(Dataset records)
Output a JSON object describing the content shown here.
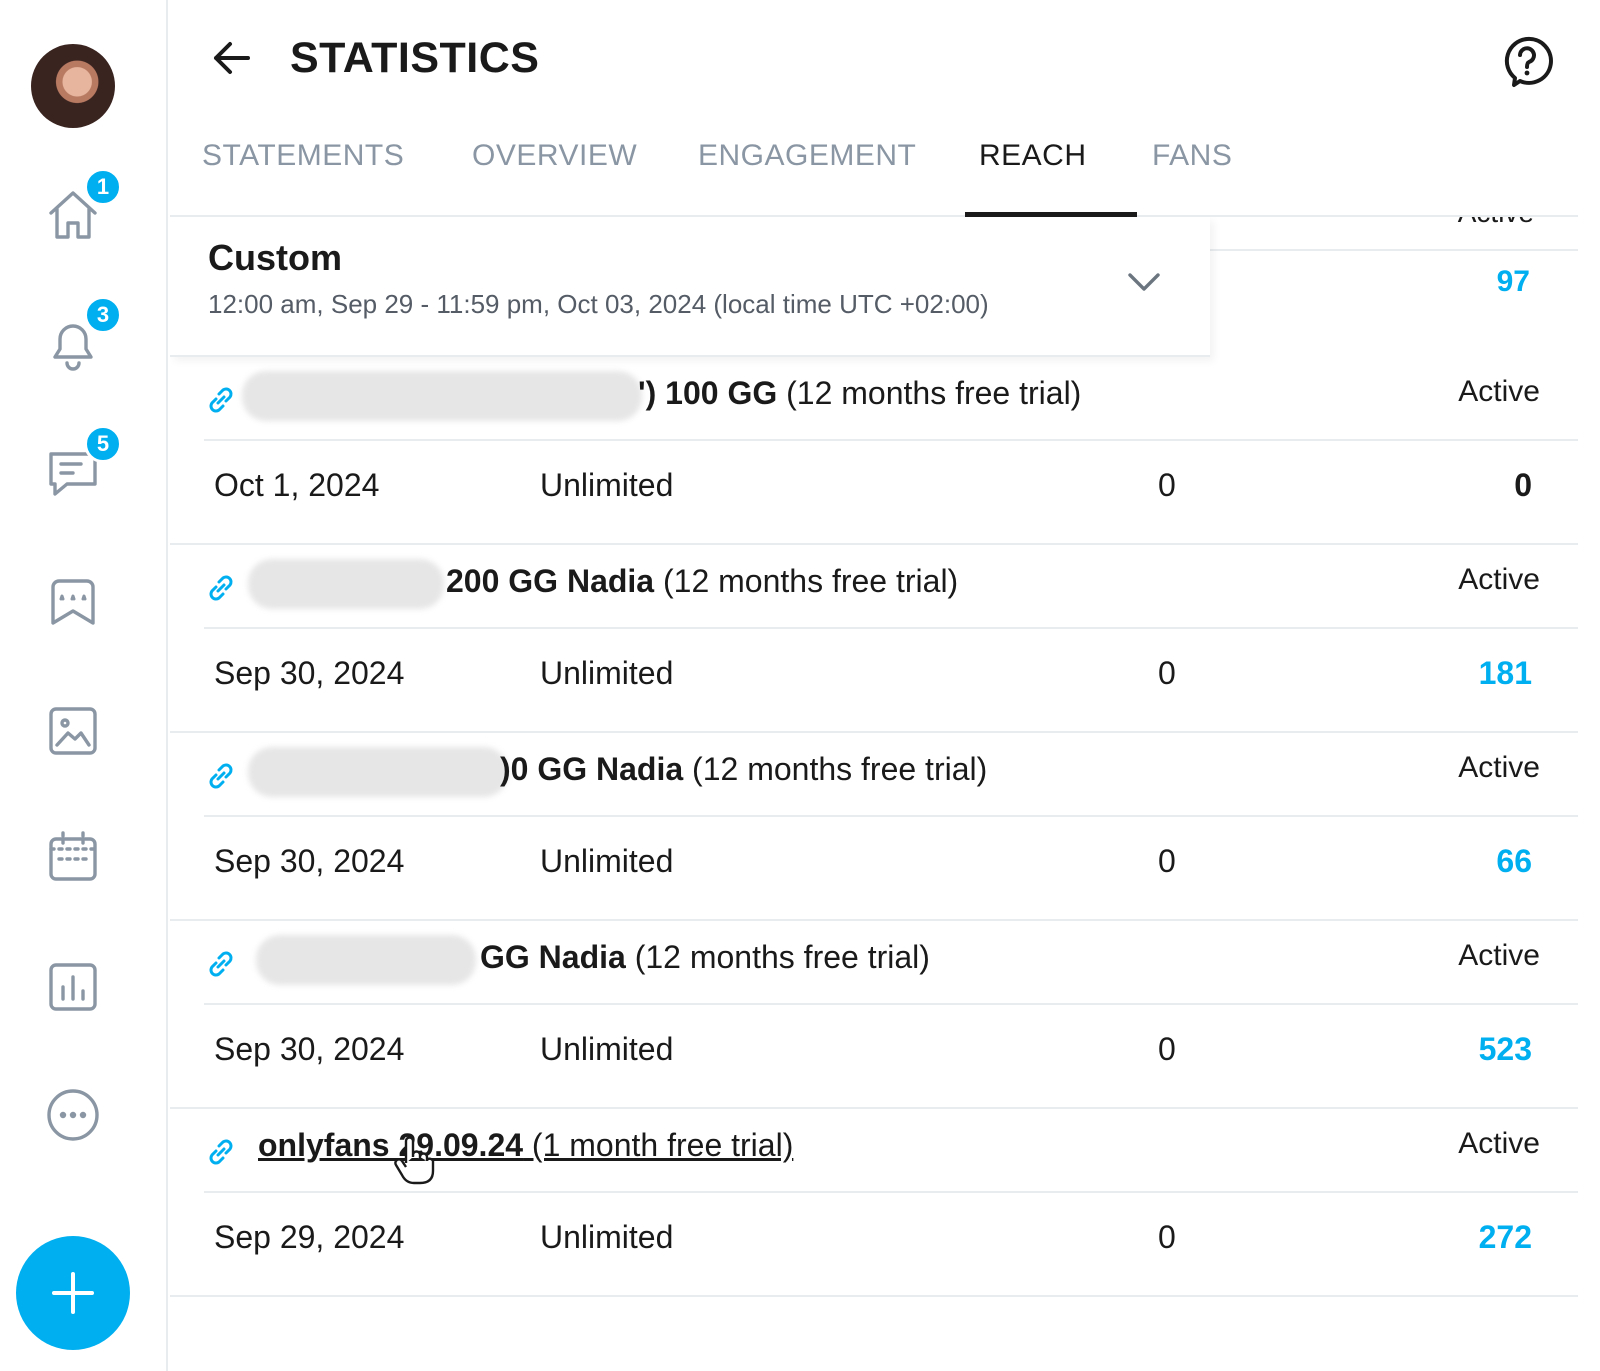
{
  "sidebar": {
    "badges": {
      "home": "1",
      "notifications": "3",
      "messages": "5"
    }
  },
  "header": {
    "title": "STATISTICS"
  },
  "tabs": [
    {
      "label": "STATEMENTS"
    },
    {
      "label": "OVERVIEW"
    },
    {
      "label": "ENGAGEMENT"
    },
    {
      "label": "REACH",
      "active": true
    },
    {
      "label": "FANS"
    }
  ],
  "ghost_row": {
    "status": "Active",
    "value": "97"
  },
  "period": {
    "label": "Custom",
    "range": "12:00 am, Sep 29 - 11:59 pm, Oct 03, 2024 (local time UTC +02:00)"
  },
  "campaigns": [
    {
      "name_bold": "') 100 GG",
      "name_rest": " (12 months free trial)",
      "status": "Active",
      "date": "Oct 1, 2024",
      "limit": "Unlimited",
      "col3": "0",
      "count": "0"
    },
    {
      "name_bold": "200 GG Nadia",
      "name_rest": " (12 months free trial)",
      "status": "Active",
      "date": "Sep 30, 2024",
      "limit": "Unlimited",
      "col3": "0",
      "count": "181"
    },
    {
      "name_bold": ")0 GG Nadia",
      "name_rest": " (12 months free trial)",
      "status": "Active",
      "date": "Sep 30, 2024",
      "limit": "Unlimited",
      "col3": "0",
      "count": "66"
    },
    {
      "name_bold": "GG Nadia",
      "name_rest": " (12 months free trial)",
      "status": "Active",
      "date": "Sep 30, 2024",
      "limit": "Unlimited",
      "col3": "0",
      "count": "523"
    },
    {
      "name_bold": "onlyfans 29.09.24",
      "name_rest": " (1 month free trial)",
      "status": "Active",
      "date": "Sep 29, 2024",
      "limit": "Unlimited",
      "col3": "0",
      "count": "272"
    }
  ],
  "colors": {
    "accent": "#00aff0",
    "muted": "#8a96a3",
    "divider": "#e9ecef"
  }
}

WHAT THE TASK ASKS: Give back every line exactly as it stands, pictures excluded.

RESULT BELOW:
Output a JSON object describing the content shown here.
{
  "sidebar": {
    "badges": {
      "home": "1",
      "notifications": "3",
      "messages": "5"
    }
  },
  "header": {
    "title": "STATISTICS"
  },
  "tabs": [
    {
      "label": "STATEMENTS"
    },
    {
      "label": "OVERVIEW"
    },
    {
      "label": "ENGAGEMENT"
    },
    {
      "label": "REACH",
      "active": true
    },
    {
      "label": "FANS"
    }
  ],
  "ghost_row": {
    "status": "Active",
    "value": "97"
  },
  "period": {
    "label": "Custom",
    "range": "12:00 am, Sep 29 - 11:59 pm, Oct 03, 2024 (local time UTC +02:00)"
  },
  "campaigns": [
    {
      "name_bold": "') 100 GG",
      "name_rest": " (12 months free trial)",
      "status": "Active",
      "date": "Oct 1, 2024",
      "limit": "Unlimited",
      "col3": "0",
      "count": "0"
    },
    {
      "name_bold": "200 GG Nadia",
      "name_rest": " (12 months free trial)",
      "status": "Active",
      "date": "Sep 30, 2024",
      "limit": "Unlimited",
      "col3": "0",
      "count": "181"
    },
    {
      "name_bold": ")0 GG Nadia",
      "name_rest": " (12 months free trial)",
      "status": "Active",
      "date": "Sep 30, 2024",
      "limit": "Unlimited",
      "col3": "0",
      "count": "66"
    },
    {
      "name_bold": "GG Nadia",
      "name_rest": " (12 months free trial)",
      "status": "Active",
      "date": "Sep 30, 2024",
      "limit": "Unlimited",
      "col3": "0",
      "count": "523"
    },
    {
      "name_bold": "onlyfans 29.09.24",
      "name_rest": " (1 month free trial)",
      "status": "Active",
      "date": "Sep 29, 2024",
      "limit": "Unlimited",
      "col3": "0",
      "count": "272"
    }
  ],
  "colors": {
    "accent": "#00aff0",
    "muted": "#8a96a3",
    "divider": "#e9ecef"
  }
}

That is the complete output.